--- MATERIALE DA ELABORARE ---
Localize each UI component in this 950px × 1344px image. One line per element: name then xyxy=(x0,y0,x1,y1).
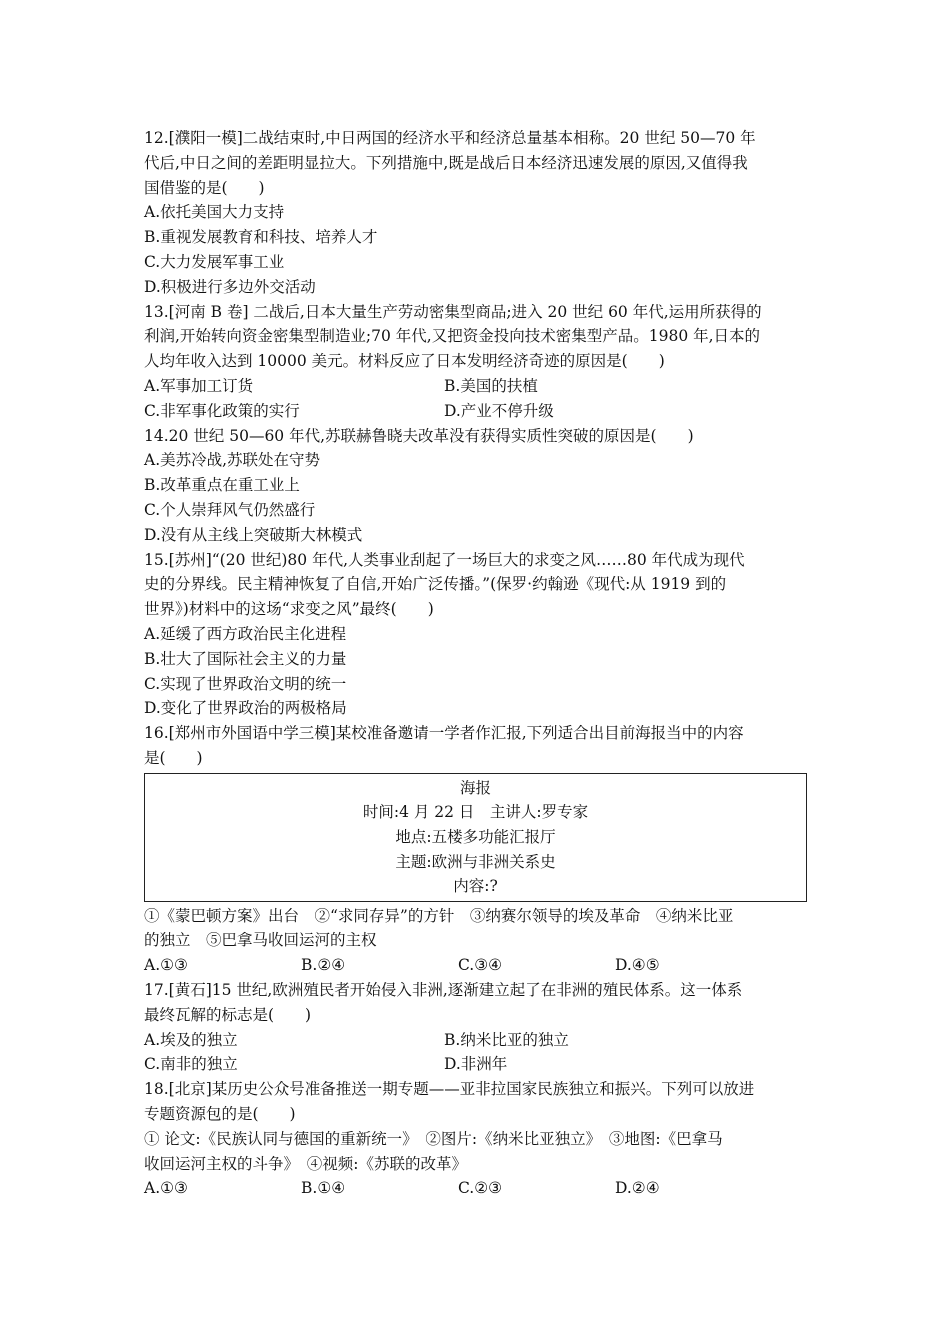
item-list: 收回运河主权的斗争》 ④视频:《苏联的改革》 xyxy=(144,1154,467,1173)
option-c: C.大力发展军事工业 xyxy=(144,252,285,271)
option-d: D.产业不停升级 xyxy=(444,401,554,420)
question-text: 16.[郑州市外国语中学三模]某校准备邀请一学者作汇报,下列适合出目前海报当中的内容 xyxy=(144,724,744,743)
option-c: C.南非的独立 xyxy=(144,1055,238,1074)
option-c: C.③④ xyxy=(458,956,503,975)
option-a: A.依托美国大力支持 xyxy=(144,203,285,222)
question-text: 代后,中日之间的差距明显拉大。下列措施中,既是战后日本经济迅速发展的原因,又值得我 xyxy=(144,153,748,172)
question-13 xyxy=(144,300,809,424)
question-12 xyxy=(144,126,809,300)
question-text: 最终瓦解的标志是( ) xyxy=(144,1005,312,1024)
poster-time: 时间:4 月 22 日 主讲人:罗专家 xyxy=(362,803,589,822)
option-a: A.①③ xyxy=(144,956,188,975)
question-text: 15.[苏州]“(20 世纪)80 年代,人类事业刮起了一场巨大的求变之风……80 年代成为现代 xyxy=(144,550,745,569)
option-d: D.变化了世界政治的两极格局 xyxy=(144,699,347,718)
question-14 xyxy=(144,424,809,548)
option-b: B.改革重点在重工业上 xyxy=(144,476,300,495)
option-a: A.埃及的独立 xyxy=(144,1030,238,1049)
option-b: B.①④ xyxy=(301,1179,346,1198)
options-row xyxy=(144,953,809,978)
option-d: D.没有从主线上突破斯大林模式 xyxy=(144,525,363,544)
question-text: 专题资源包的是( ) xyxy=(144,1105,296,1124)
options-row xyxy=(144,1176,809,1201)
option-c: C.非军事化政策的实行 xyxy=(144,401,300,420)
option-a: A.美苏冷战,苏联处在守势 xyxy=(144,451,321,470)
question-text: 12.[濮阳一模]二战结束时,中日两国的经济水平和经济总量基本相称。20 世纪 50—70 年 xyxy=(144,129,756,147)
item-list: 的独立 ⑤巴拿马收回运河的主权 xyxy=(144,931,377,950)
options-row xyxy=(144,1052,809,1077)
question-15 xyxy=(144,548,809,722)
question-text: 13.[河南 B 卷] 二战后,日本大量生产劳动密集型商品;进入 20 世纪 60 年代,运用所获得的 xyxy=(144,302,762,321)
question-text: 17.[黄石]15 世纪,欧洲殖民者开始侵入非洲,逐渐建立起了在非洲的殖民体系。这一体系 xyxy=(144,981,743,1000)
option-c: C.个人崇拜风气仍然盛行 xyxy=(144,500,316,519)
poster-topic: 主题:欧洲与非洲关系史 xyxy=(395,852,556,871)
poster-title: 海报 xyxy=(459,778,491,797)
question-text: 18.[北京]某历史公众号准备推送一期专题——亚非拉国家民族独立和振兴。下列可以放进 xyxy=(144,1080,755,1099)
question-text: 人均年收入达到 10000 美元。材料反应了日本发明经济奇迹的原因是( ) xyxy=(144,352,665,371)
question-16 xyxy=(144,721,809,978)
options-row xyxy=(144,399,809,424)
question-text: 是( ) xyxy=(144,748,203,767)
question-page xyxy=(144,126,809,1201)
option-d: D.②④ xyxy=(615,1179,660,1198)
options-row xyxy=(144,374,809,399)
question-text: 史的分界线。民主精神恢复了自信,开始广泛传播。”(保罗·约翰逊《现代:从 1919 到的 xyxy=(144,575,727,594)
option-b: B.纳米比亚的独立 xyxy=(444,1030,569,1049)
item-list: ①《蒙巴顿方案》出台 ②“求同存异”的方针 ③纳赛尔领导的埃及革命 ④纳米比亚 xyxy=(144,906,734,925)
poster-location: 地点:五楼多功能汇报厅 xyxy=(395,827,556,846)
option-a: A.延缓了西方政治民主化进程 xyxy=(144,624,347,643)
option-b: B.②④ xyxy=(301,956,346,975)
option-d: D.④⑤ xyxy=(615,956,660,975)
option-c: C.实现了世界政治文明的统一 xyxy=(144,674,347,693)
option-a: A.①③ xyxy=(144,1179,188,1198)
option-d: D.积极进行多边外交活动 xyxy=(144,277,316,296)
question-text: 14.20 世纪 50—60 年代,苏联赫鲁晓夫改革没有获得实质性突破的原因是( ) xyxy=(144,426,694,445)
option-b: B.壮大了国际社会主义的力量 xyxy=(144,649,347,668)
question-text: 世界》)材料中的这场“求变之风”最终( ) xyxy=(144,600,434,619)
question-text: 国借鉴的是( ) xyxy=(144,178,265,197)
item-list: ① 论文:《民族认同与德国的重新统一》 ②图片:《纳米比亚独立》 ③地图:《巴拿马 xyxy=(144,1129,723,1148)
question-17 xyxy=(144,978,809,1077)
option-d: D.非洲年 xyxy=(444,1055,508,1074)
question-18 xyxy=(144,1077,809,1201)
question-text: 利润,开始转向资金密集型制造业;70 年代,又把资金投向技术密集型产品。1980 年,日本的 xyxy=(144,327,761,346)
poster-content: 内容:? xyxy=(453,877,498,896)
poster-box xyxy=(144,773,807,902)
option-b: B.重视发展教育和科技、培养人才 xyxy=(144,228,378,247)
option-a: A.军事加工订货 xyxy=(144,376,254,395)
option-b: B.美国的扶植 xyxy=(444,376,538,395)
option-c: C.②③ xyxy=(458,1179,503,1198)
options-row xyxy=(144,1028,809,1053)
---
--- MATERIALE DA ELABORARE ---
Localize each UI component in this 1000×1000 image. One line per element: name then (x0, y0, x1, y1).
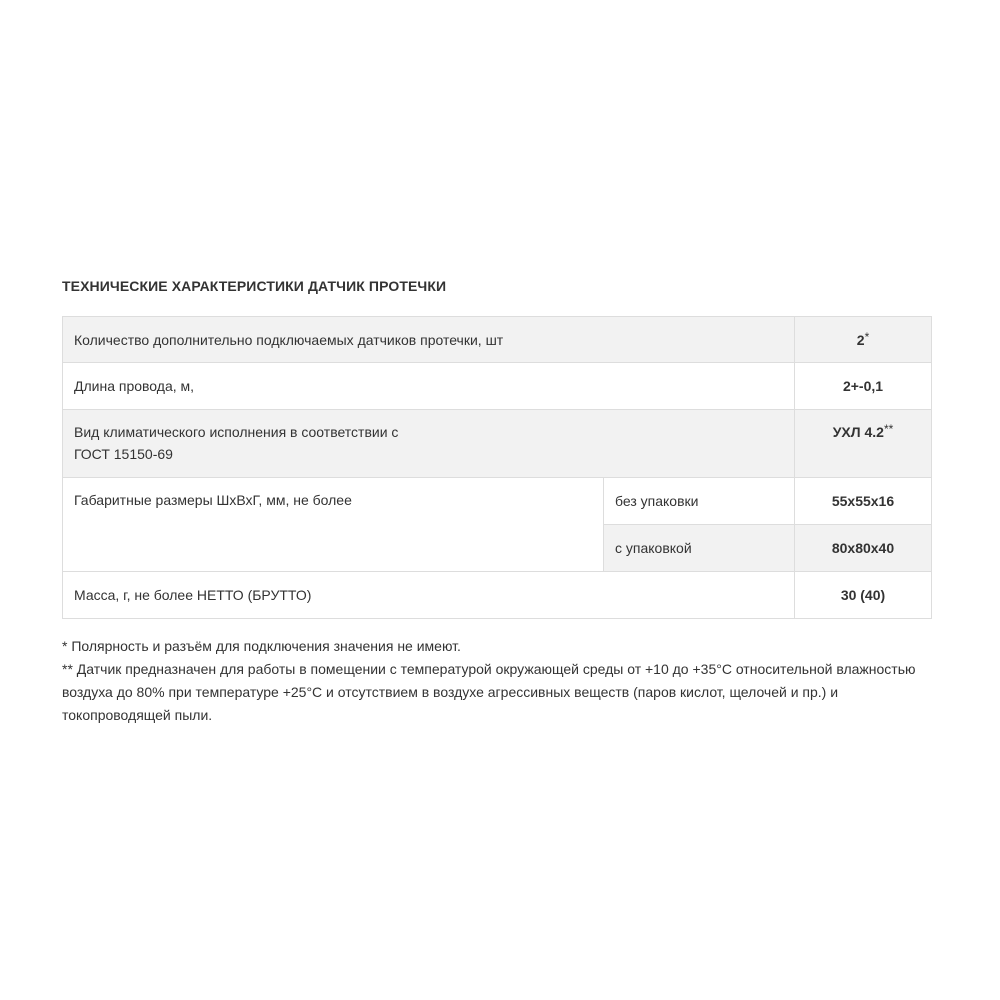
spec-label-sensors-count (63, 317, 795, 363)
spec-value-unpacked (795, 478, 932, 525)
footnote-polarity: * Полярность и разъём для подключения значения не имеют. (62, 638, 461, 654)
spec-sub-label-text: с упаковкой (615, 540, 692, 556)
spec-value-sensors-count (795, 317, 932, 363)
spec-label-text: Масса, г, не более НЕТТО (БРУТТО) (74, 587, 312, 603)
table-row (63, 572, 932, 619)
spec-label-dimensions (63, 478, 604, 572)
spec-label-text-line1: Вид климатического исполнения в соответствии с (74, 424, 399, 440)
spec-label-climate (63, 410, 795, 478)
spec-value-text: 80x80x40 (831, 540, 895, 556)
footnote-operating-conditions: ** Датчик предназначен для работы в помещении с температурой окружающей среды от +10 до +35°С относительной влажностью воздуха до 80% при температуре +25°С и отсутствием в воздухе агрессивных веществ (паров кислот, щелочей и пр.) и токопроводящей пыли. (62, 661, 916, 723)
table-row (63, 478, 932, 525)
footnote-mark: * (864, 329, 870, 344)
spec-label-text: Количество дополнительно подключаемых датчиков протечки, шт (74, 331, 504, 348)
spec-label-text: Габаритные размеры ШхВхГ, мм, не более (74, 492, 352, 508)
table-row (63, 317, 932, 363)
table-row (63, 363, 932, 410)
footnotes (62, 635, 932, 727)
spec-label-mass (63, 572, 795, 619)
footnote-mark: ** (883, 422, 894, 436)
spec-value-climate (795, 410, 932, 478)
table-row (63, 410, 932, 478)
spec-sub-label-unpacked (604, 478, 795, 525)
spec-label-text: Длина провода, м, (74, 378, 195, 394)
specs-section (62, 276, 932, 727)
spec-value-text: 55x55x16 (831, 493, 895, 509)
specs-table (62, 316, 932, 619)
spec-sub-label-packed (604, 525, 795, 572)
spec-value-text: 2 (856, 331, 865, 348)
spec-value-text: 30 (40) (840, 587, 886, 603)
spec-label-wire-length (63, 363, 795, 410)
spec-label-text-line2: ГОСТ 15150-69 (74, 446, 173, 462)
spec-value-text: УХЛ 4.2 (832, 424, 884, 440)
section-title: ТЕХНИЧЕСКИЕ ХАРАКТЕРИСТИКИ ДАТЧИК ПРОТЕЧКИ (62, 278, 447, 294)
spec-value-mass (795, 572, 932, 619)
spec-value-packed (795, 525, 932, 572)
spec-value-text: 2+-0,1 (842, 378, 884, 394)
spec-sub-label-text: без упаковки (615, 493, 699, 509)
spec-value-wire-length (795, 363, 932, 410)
---
COMPITO RICHIESTO —
Restituisca senza alcuna modifica tutte le righe, dalla riga che contiene "spec-label-sensors-count (63, 317, 795, 363)" fino alla riga che contiene "footnotes (62, 635, 932, 727)", entrambe comprese.

SOLUZIONE —
spec-label-sensors-count (63, 317, 795, 363)
spec-value-unpacked (795, 478, 932, 525)
footnote-polarity: * Полярность и разъём для подключения значения не имеют. (62, 638, 461, 654)
spec-sub-label-text: с упаковкой (615, 540, 692, 556)
spec-value-sensors-count (795, 317, 932, 363)
spec-label-text: Масса, г, не более НЕТТО (БРУТТО) (74, 587, 312, 603)
table-row (63, 572, 932, 619)
spec-label-dimensions (63, 478, 604, 572)
spec-label-text-line1: Вид климатического исполнения в соответствии с (74, 424, 399, 440)
spec-label-climate (63, 410, 795, 478)
spec-value-text: 80x80x40 (831, 540, 895, 556)
footnote-operating-conditions: ** Датчик предназначен для работы в помещении с температурой окружающей среды от +10 до +35°С относительной влажностью воздуха до 80% при температуре +25°С и отсутствием в воздухе агрессивных веществ (паров кислот, щелочей и пр.) и токопроводящей пыли. (62, 661, 916, 723)
table-row (63, 478, 932, 525)
footnote-mark: * (864, 329, 870, 344)
spec-label-text: Количество дополнительно подключаемых датчиков протечки, шт (74, 331, 504, 348)
spec-label-text: Габаритные размеры ШхВхГ, мм, не более (74, 492, 352, 508)
table-row (63, 317, 932, 363)
table-row (63, 363, 932, 410)
footnotes (62, 635, 932, 727)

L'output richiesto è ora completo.